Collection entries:
....................

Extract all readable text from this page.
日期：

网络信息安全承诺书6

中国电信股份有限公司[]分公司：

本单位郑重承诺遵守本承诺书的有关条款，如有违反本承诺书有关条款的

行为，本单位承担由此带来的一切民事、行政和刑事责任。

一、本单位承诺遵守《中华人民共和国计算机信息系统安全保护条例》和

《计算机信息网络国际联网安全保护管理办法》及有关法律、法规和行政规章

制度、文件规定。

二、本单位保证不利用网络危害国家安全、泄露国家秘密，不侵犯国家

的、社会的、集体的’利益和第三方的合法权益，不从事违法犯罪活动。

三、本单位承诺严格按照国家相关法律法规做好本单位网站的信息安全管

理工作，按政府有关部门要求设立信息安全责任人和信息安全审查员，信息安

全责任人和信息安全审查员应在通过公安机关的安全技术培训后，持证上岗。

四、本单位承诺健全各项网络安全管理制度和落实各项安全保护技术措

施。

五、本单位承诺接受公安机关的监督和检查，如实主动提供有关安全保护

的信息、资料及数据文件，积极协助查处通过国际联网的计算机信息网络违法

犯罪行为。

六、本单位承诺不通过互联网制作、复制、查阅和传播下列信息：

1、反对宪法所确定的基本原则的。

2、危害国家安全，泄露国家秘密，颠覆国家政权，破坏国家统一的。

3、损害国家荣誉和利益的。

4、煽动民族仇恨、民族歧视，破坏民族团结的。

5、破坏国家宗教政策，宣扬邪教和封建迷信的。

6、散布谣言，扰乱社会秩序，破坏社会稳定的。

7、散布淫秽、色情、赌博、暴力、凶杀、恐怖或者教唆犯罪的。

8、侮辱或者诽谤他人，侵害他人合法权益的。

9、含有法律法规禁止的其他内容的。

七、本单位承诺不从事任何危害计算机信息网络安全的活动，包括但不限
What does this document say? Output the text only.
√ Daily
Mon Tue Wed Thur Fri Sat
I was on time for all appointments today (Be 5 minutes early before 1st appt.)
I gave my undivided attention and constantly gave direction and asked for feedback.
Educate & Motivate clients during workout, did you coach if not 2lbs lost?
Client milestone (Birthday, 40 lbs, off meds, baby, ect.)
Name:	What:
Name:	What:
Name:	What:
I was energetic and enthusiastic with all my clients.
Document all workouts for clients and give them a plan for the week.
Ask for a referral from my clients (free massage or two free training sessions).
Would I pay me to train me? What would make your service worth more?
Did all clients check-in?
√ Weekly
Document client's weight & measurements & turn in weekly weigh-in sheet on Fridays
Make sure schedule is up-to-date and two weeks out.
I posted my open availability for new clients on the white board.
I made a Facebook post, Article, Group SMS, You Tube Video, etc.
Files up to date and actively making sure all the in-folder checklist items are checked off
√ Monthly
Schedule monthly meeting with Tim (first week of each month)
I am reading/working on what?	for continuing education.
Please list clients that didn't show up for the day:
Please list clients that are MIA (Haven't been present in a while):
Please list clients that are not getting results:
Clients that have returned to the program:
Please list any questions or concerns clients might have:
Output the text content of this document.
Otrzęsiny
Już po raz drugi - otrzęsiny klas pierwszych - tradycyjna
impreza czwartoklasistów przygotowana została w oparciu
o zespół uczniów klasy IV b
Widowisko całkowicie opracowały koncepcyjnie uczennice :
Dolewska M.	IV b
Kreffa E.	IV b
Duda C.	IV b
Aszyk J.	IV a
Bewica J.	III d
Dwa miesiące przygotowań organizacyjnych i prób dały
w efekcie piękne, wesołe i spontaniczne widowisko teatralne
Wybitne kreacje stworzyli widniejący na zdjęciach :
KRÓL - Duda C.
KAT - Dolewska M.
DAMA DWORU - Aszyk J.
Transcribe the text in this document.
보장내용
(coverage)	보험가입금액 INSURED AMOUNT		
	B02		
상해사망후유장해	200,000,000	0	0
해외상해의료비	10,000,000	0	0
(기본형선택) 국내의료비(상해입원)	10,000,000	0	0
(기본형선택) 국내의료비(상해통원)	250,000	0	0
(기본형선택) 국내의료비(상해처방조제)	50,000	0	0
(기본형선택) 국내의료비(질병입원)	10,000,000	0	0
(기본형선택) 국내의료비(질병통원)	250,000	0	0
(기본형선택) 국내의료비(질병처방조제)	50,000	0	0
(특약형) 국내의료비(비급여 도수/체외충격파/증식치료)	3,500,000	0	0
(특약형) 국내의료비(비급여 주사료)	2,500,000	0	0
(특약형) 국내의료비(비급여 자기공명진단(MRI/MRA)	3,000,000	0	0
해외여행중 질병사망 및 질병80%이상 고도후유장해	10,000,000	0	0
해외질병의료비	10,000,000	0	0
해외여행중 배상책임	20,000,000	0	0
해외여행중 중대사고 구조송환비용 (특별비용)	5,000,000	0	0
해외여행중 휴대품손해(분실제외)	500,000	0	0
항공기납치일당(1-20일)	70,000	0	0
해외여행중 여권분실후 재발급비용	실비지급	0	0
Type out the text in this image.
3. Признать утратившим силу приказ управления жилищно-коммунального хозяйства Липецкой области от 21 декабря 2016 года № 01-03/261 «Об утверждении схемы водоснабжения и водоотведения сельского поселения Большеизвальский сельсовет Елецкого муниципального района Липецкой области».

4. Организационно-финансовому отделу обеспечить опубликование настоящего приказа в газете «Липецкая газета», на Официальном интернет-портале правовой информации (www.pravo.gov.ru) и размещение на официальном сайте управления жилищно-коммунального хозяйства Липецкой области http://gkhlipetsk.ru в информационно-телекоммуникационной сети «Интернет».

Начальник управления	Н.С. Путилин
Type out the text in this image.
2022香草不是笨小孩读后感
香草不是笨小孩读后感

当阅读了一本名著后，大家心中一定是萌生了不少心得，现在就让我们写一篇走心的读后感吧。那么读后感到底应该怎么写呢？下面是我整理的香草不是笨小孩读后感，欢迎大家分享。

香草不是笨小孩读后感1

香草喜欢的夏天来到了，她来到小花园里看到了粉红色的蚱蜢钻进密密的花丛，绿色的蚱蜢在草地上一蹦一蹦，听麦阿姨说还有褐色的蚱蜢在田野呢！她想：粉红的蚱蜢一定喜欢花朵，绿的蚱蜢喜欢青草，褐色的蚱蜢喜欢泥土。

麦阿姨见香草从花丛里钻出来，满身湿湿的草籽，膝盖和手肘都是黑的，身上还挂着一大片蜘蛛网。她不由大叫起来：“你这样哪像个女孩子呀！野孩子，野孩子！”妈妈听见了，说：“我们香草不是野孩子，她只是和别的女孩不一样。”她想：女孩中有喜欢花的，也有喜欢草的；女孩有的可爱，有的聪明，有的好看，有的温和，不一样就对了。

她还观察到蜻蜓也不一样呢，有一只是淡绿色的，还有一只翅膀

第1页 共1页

....................

▶ _EXERCISE_
From the material above, count the lines that include "Липецкой" and give only the total.

▶ _FINISHED ANSWER_
2